REQUIRED WORK –
Work through the material below line by line and say how many lines include the word "个指标与上周保持一致". Only the number, please.

++++++

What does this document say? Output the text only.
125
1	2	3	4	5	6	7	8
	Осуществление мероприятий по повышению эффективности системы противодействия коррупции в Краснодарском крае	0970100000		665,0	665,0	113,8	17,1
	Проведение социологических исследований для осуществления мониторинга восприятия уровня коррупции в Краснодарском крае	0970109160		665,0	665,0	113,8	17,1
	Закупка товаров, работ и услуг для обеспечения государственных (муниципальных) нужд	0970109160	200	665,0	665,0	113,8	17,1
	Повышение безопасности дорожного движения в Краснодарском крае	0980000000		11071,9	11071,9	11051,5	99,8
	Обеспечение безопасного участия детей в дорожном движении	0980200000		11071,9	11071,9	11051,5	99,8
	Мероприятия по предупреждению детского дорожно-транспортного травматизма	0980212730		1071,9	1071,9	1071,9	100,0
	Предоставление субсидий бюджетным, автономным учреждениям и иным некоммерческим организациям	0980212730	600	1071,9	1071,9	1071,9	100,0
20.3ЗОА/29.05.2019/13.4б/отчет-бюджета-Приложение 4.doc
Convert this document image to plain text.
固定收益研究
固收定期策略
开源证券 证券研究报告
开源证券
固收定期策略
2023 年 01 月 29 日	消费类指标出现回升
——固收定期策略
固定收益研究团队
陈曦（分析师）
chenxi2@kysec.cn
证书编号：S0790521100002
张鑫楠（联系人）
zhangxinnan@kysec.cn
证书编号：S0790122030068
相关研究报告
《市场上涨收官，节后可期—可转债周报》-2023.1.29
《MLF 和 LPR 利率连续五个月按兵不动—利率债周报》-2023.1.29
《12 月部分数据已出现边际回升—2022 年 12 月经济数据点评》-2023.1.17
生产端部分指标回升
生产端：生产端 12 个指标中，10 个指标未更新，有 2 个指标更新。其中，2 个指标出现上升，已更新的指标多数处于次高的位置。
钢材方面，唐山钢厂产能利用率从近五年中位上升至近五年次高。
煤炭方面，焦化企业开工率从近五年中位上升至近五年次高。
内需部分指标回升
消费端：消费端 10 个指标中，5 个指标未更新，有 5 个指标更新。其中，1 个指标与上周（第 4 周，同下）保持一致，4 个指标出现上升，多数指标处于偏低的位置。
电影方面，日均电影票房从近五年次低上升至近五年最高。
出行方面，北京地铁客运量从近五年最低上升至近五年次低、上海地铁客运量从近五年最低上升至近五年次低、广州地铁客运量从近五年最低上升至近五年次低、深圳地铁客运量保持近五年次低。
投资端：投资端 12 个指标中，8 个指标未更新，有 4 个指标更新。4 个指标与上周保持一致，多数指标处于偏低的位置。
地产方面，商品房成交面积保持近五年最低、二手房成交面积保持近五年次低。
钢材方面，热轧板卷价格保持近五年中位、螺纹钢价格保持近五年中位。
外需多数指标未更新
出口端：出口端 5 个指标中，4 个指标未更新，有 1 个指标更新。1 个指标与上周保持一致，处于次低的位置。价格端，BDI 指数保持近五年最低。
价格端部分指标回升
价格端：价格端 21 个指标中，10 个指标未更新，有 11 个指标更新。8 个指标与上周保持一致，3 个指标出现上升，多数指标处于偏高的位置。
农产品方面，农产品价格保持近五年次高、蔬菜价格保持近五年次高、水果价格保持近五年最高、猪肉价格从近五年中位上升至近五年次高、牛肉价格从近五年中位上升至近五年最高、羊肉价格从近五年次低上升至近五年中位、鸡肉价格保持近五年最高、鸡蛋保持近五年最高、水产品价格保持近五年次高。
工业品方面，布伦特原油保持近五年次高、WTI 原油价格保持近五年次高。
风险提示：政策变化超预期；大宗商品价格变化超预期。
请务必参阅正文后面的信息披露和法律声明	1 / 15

++++++

REPLY TO THE EXERCISE –
3